The recent murders of nine young Boston women, several of whom were last seen hitchhiking, has aroused concern among most Radcliffe women contacted by The Crimson yesterday. However, most of those commenting said they will continue hitchhiking or walking alone at night if other methods of travel are not available.
"When you're going places, you have to keep going," one Radcliffe junior said yesterday.
The reactions of Radcliffe women have varied from those who now compulsively lock doors and use peepholes after the six-o'clock news to those who militantly adhere to their traditional hitchhiking patterns.
One freshwoman, who hitchhiked from Maine to Vermont over intersession, said that the crime wave frightened her but did not affect her travel plans. "If I had been jumped, I could have handled myself, i.e. with the old kick," she said.
Others have reduced their hitchhiking jaunts to a minimum. Many of those contacted said that they no longer hitchhike alone, but that they still feel safe hitching elsewhere.
The most safety-conscious Radcliffe women have waved good-bye altogether to thumbing in the Boston area. However, some of them said that they still feel safe hitching elsewhere.
"It's crazy to hitchhike here now," one freshwoman said. "But I always did it last year and I did it last summer all over Europe. Hitchhiking is really cool, other people helping each other and all that."
Another freshwoman said that she hitched regularly last semester from Harvard to Radcliffe but that the crime wave has now put her back on her feet. "I don't care how late I am to my classes now -- it's better late than never," she said.
The wave of murders has not prompted the University to increase protection of Radcliffe women. "You've caught us with our you-know-whats down," Stephen S.J. Hall, vice president for Administration, said yesterday.
Hall said that the Administration has assumed that publicity of the crime wave will alert Radcliffe women to the dangers of hitchhiking and going out alone at night.
"But Radcliffe women are naturally security-conscious in all areas because they're gals. For example, there have been fewer thefts at Radcliffe than at Harvard this year," Hall added.

§ WHAT IS REQUIRED
Duplicate the portion of the article on Radcliffe women and hitchhiking between "The reactions of" and "said that they still feel safe hitching elsewhere.", inclusive. The listing that follows is drawn from a separate source and bears no relation to the text above.

§ COLLECTED MATERIAL
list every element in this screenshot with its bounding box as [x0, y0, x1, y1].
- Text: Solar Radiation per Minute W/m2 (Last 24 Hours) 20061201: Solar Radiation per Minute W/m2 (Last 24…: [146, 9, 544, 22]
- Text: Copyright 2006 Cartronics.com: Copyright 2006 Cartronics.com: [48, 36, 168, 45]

§ FULL ANSWER
The reactions of Radcliffe women have varied from those who now compulsively lock doors and use peepholes after the six-o'clock news to those who militantly adhere to their traditional hitchhiking patterns.
One freshwoman, who hitchhiked from Maine to Vermont over intersession, said that the crime wave frightened her but did not affect her travel plans. "If I had been jumped, I could have handled myself, i.e. with the old kick," she said.
Others have reduced their hitchhiking jaunts to a minimum. Many of those contacted said that they no longer hitchhike alone, but that they still feel safe hitching elsewhere.
The most safety-conscious Radcliffe women have waved good-bye altogether to thumbing in the Boston area. However, some of them said that they still feel safe hitching elsewhere.